::: PROVIDED DATA :::

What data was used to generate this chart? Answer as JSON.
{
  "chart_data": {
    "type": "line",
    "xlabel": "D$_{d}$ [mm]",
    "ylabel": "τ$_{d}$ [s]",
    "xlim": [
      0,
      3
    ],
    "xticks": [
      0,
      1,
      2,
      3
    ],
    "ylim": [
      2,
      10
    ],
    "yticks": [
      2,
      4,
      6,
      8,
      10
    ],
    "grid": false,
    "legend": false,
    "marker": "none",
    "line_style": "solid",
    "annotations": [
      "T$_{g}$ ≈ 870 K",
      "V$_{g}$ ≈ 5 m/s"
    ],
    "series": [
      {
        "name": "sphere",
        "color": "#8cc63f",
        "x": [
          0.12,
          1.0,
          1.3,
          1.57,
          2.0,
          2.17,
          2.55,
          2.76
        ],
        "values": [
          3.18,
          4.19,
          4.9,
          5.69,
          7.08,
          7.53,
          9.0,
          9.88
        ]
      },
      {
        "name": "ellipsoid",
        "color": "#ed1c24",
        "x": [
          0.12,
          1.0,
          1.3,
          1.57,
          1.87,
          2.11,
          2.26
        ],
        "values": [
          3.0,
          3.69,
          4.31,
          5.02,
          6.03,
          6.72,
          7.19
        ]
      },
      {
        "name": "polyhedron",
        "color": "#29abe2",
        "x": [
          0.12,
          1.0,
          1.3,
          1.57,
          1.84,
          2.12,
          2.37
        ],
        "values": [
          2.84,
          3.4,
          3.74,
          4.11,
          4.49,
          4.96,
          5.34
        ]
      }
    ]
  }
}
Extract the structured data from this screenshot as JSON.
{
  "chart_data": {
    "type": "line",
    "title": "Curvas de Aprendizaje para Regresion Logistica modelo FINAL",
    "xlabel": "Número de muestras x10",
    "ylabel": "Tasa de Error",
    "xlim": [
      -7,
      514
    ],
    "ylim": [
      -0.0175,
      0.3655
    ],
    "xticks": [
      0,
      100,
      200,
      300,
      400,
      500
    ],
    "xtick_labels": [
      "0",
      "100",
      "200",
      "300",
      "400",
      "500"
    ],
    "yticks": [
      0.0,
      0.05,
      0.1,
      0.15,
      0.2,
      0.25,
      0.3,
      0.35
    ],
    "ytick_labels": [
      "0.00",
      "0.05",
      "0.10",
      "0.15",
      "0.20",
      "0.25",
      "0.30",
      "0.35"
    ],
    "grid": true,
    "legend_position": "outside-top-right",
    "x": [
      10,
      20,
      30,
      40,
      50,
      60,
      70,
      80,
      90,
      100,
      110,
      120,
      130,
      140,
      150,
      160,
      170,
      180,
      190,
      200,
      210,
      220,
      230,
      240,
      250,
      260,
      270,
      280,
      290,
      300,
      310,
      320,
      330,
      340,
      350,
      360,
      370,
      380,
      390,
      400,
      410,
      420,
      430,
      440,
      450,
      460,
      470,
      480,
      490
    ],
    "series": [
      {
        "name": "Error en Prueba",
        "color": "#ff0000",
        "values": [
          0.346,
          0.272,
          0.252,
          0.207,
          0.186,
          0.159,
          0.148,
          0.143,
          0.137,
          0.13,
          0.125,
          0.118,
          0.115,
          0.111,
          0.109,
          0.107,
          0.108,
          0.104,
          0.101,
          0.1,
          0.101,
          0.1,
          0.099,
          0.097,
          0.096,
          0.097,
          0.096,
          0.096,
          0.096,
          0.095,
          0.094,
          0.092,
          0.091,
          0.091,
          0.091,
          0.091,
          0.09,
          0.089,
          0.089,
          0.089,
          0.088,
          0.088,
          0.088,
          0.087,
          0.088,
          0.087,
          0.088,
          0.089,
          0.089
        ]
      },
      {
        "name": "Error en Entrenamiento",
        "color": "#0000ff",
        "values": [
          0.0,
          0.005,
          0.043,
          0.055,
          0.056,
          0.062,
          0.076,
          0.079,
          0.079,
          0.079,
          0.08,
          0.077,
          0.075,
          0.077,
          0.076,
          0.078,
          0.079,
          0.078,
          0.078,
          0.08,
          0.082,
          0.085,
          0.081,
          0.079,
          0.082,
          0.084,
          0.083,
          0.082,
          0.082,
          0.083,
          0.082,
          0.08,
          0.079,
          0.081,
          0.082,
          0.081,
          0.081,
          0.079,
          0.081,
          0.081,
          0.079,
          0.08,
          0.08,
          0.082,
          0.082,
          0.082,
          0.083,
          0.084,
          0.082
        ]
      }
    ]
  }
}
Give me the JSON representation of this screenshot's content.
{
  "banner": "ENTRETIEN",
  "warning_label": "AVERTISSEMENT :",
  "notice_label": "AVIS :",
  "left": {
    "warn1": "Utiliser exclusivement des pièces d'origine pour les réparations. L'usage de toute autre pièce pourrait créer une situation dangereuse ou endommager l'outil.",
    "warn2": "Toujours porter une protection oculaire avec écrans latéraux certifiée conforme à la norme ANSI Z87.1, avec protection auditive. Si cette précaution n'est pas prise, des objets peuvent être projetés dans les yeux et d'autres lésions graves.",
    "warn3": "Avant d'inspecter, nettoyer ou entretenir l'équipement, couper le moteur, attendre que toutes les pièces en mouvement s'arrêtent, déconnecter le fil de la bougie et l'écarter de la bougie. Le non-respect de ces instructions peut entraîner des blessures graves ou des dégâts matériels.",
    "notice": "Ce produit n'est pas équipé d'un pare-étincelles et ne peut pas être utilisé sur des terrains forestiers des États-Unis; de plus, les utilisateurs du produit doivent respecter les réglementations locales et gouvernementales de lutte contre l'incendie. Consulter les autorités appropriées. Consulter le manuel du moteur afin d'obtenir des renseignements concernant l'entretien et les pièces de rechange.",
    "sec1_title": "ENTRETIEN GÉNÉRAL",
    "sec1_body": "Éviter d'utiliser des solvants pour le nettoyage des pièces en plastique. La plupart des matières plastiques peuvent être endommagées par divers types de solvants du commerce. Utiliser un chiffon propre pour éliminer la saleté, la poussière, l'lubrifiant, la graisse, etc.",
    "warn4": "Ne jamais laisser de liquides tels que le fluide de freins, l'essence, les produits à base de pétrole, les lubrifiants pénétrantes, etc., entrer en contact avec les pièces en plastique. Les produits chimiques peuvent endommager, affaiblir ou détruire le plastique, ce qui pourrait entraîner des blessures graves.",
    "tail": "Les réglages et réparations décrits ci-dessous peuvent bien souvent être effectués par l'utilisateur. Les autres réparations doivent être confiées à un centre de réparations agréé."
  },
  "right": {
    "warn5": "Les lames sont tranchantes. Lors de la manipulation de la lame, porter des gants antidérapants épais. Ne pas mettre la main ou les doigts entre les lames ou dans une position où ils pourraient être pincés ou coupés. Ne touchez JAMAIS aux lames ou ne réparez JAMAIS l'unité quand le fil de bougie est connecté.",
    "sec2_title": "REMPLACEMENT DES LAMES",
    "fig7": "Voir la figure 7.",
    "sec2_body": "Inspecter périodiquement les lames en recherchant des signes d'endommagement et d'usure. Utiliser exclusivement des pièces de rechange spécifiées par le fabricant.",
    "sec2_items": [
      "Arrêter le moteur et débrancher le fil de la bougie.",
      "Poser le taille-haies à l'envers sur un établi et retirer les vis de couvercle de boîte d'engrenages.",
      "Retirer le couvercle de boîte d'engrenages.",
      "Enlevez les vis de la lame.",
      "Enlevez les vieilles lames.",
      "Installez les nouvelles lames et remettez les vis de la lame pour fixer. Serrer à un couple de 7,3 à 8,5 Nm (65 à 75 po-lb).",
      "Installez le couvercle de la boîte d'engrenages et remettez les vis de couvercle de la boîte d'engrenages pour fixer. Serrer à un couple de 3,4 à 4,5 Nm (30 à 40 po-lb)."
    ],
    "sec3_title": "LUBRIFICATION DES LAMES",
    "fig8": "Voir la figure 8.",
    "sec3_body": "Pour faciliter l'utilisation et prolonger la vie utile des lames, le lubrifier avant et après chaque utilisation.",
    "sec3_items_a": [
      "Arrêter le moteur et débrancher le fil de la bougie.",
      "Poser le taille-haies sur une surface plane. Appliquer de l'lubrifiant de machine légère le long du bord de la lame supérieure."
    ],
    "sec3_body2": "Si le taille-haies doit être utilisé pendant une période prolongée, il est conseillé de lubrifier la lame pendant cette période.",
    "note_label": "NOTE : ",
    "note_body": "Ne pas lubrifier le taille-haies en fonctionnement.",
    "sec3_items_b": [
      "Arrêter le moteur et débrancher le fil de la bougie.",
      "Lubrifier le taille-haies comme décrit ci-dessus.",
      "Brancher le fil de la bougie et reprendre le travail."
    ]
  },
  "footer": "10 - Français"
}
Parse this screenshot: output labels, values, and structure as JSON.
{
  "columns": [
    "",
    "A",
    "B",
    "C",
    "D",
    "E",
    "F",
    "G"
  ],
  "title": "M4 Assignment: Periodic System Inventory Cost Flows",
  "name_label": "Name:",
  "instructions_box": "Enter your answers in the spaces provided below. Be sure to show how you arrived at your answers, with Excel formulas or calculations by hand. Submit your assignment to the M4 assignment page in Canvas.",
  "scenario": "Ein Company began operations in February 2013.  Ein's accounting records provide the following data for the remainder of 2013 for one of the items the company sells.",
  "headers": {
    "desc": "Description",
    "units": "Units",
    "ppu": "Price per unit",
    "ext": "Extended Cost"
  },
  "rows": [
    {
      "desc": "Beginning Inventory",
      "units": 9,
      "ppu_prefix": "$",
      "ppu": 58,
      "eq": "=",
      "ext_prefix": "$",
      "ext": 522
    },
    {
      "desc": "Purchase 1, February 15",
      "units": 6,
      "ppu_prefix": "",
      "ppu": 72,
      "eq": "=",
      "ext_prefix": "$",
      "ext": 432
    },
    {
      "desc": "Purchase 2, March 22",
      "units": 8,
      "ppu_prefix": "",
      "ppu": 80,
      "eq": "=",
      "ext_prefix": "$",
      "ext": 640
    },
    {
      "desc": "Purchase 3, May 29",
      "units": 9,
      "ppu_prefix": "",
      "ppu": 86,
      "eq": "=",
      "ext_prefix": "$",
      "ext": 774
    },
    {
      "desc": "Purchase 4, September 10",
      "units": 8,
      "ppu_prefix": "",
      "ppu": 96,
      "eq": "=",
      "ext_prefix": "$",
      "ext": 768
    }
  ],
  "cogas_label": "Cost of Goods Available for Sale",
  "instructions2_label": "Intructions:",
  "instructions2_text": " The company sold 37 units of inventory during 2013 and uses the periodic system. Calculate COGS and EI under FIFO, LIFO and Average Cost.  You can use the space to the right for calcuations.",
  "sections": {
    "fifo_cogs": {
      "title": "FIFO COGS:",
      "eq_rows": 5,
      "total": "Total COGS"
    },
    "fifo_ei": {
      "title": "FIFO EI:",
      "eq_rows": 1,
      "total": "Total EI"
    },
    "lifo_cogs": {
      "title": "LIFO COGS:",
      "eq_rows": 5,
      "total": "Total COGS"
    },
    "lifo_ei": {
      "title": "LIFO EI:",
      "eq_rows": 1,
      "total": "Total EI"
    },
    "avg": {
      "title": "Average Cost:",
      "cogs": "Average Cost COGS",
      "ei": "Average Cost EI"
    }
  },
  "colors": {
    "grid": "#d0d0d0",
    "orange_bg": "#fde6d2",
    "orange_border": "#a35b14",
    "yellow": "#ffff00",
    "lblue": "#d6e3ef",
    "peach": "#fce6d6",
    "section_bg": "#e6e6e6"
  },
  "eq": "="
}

:::

GIVEN REQUEST: Select and copy every line from the records that includes the word "Average".

ANSWER FOR THIS EXERCISE:
  "instructions2_text": " The company sold 37 units of inventory during 2013 and uses the periodic system. Calculate COGS and EI under FIFO, LIFO and Average Cost.  You can use the space to the right for calcuations.",
      "title": "Average Cost:",
      "cogs": "Average Cost COGS",
      "ei": "Average Cost EI"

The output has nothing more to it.